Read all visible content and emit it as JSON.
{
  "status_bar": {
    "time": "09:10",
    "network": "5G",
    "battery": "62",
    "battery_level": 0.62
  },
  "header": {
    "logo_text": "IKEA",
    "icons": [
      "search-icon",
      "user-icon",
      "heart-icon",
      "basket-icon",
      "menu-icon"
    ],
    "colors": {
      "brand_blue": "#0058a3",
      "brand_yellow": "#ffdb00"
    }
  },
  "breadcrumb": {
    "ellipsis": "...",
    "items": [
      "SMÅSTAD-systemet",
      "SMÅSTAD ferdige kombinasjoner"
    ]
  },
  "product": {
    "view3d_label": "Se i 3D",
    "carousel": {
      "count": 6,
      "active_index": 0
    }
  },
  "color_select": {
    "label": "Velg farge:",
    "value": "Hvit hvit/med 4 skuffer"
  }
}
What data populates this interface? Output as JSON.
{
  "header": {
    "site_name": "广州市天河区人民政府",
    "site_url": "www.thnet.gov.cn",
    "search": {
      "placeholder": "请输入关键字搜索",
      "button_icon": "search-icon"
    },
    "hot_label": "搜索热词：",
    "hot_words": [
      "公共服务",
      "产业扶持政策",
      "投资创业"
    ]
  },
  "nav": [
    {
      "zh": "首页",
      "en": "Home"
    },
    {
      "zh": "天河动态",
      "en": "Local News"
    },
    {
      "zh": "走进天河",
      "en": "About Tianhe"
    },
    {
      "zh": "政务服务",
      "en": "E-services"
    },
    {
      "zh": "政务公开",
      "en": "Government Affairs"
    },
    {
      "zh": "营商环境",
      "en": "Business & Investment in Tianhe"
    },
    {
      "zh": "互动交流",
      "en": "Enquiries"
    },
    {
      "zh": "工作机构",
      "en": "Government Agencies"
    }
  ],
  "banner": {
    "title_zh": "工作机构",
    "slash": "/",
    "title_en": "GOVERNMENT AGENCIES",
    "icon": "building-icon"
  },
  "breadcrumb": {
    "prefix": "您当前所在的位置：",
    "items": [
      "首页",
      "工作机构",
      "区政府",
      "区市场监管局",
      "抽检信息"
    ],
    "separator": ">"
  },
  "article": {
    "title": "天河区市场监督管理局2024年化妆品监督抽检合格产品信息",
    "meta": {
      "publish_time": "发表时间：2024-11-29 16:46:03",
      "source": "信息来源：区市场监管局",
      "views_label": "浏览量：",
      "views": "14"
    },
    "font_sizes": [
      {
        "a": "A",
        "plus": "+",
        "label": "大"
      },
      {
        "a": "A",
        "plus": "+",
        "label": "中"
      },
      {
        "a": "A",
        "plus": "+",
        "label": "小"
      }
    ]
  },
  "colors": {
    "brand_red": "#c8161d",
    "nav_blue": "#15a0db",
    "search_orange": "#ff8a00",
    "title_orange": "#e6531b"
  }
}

____________________

EXERCISE REQUIREMENTS: Above are some records; repeat all of them exactly.

FINAL RESULT:
Read all visible content and emit it as JSON.
{
  "status_bar": {
    "time": "09:10",
    "network": "5G",
    "battery": "62",
    "battery_level": 0.62
  },
  "header": {
    "logo_text": "IKEA",
    "icons": [
      "search-icon",
      "user-icon",
      "heart-icon",
      "basket-icon",
      "menu-icon"
    ],
    "colors": {
      "brand_blue": "#0058a3",
      "brand_yellow": "#ffdb00"
    }
  },
  "breadcrumb": {
    "ellipsis": "...",
    "items": [
      "SMÅSTAD-systemet",
      "SMÅSTAD ferdige kombinasjoner"
    ]
  },
  "product": {
    "view3d_label": "Se i 3D",
    "carousel": {
      "count": 6,
      "active_index": 0
    }
  },
  "color_select": {
    "label": "Velg farge:",
    "value": "Hvit hvit/med 4 skuffer"
  }
}
What data populates this interface? Output as JSON.
{
  "header": {
    "site_name": "广州市天河区人民政府",
    "site_url": "www.thnet.gov.cn",
    "search": {
      "placeholder": "请输入关键字搜索",
      "button_icon": "search-icon"
    },
    "hot_label": "搜索热词：",
    "hot_words": [
      "公共服务",
      "产业扶持政策",
      "投资创业"
    ]
  },
  "nav": [
    {
      "zh": "首页",
      "en": "Home"
    },
    {
      "zh": "天河动态",
      "en": "Local News"
    },
    {
      "zh": "走进天河",
      "en": "About Tianhe"
    },
    {
      "zh": "政务服务",
      "en": "E-services"
    },
    {
      "zh": "政务公开",
      "en": "Government Affairs"
    },
    {
      "zh": "营商环境",
      "en": "Business & Investment in Tianhe"
    },
    {
      "zh": "互动交流",
      "en": "Enquiries"
    },
    {
      "zh": "工作机构",
      "en": "Government Agencies"
    }
  ],
  "banner": {
    "title_zh": "工作机构",
    "slash": "/",
    "title_en": "GOVERNMENT AGENCIES",
    "icon": "building-icon"
  },
  "breadcrumb": {
    "prefix": "您当前所在的位置：",
    "items": [
      "首页",
      "工作机构",
      "区政府",
      "区市场监管局",
      "抽检信息"
    ],
    "separator": ">"
  },
  "article": {
    "title": "天河区市场监督管理局2024年化妆品监督抽检合格产品信息",
    "meta": {
      "publish_time": "发表时间：2024-11-29 16:46:03",
      "source": "信息来源：区市场监管局",
      "views_label": "浏览量：",
      "views": "14"
    },
    "font_sizes": [
      {
        "a": "A",
        "plus": "+",
        "label": "大"
      },
      {
        "a": "A",
        "plus": "+",
        "label": "中"
      },
      {
        "a": "A",
        "plus": "+",
        "label": "小"
      }
    ]
  },
  "colors": {
    "brand_red": "#c8161d",
    "nav_blue": "#15a0db",
    "search_orange": "#ff8a00",
    "title_orange": "#e6531b"
  }
}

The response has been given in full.